• Exercise objective: Keep only the lines of the listing that include the word "screenshot", and copy them.

• Records supplied:
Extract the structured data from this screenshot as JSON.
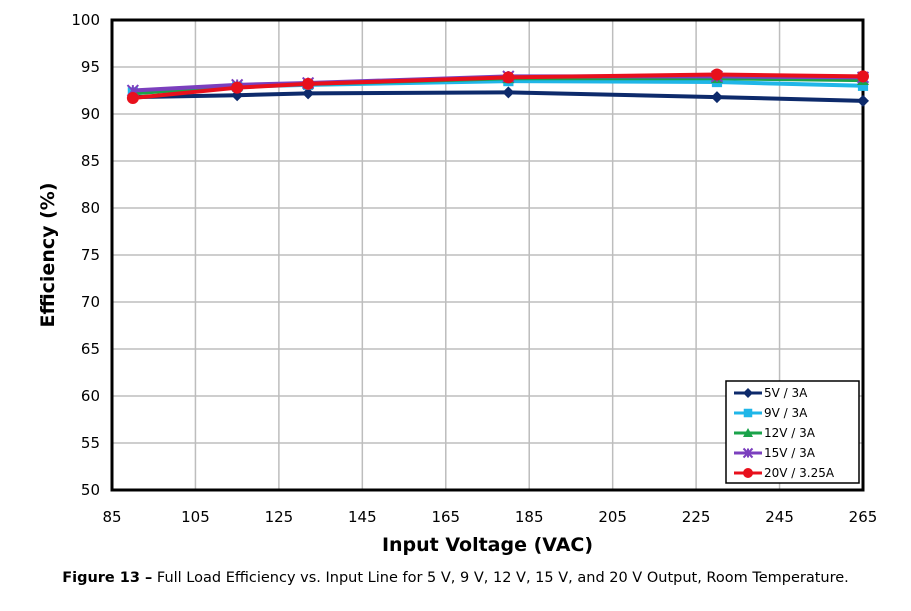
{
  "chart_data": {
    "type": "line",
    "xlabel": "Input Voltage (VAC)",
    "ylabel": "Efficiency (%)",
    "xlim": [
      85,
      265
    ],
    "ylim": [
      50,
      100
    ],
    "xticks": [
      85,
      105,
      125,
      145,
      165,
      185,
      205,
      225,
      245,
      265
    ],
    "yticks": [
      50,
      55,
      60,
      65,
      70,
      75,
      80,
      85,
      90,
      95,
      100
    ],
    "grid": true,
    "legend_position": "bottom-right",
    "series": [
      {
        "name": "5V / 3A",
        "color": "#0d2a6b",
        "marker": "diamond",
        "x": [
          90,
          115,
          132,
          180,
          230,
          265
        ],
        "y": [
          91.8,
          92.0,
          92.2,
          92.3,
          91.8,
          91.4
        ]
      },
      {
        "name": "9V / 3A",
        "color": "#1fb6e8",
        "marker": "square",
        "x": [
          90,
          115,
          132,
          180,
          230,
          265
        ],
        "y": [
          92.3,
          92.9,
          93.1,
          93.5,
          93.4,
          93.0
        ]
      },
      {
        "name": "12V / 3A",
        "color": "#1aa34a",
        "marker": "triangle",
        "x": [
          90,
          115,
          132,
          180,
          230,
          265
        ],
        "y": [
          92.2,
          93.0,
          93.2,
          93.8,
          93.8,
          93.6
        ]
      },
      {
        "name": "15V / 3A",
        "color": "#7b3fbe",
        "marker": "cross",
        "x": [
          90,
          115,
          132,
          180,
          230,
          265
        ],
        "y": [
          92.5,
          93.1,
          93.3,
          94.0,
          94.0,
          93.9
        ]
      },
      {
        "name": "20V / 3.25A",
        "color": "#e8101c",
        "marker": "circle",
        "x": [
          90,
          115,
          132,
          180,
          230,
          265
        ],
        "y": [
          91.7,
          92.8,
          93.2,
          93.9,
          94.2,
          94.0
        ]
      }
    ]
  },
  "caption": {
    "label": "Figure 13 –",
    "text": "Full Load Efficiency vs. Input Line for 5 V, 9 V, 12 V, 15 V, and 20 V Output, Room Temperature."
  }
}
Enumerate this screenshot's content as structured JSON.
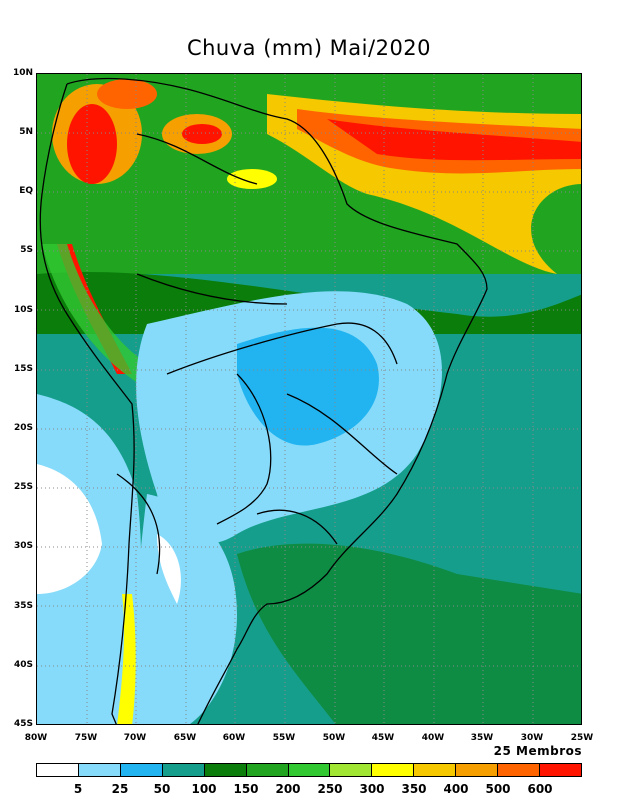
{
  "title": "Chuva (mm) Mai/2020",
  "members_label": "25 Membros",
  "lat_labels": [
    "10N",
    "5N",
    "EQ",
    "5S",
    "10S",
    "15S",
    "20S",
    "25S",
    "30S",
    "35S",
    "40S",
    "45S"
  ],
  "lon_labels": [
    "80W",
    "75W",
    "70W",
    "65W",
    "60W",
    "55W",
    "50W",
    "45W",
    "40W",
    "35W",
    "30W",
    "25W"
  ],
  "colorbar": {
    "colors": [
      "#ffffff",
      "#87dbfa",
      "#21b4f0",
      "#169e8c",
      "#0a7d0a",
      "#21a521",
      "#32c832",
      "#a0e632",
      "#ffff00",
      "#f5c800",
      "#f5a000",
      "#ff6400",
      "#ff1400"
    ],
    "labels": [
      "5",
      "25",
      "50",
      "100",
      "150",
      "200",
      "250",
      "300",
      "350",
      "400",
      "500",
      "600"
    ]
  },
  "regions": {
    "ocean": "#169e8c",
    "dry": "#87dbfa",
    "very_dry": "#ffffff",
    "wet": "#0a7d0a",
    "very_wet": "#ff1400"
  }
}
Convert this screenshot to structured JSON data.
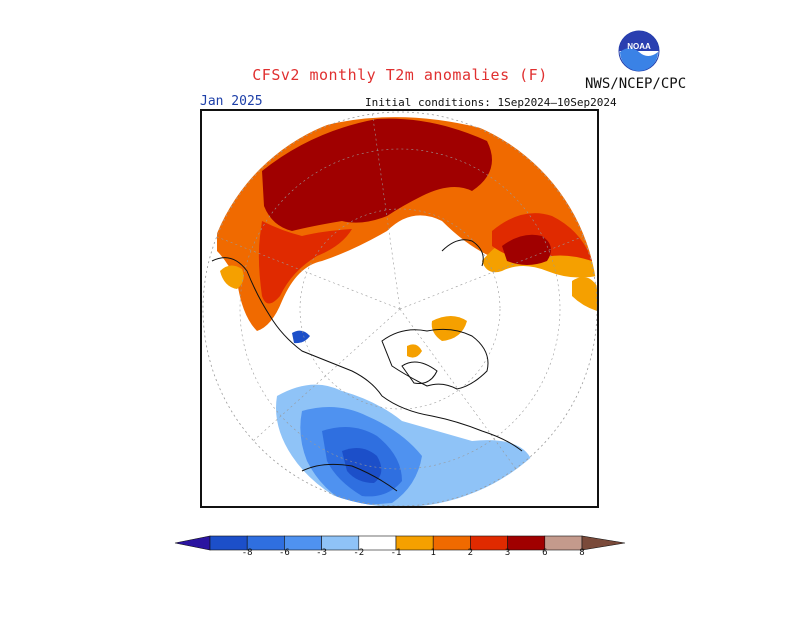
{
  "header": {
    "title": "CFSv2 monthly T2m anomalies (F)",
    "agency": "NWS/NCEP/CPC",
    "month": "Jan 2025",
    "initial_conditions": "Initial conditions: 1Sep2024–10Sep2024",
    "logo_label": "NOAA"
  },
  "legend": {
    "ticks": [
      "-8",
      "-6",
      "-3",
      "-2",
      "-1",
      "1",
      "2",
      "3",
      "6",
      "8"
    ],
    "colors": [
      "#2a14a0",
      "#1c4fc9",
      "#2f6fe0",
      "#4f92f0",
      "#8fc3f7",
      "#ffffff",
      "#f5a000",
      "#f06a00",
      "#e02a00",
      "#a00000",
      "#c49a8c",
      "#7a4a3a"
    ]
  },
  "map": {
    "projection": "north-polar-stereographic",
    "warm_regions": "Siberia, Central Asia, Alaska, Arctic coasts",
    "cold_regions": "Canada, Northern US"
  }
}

• Result below:
Extract the structured data from this screenshot as JSON.
Enumerate this screenshot's content as structured JSON.
Convert this screenshot to structured JSON data.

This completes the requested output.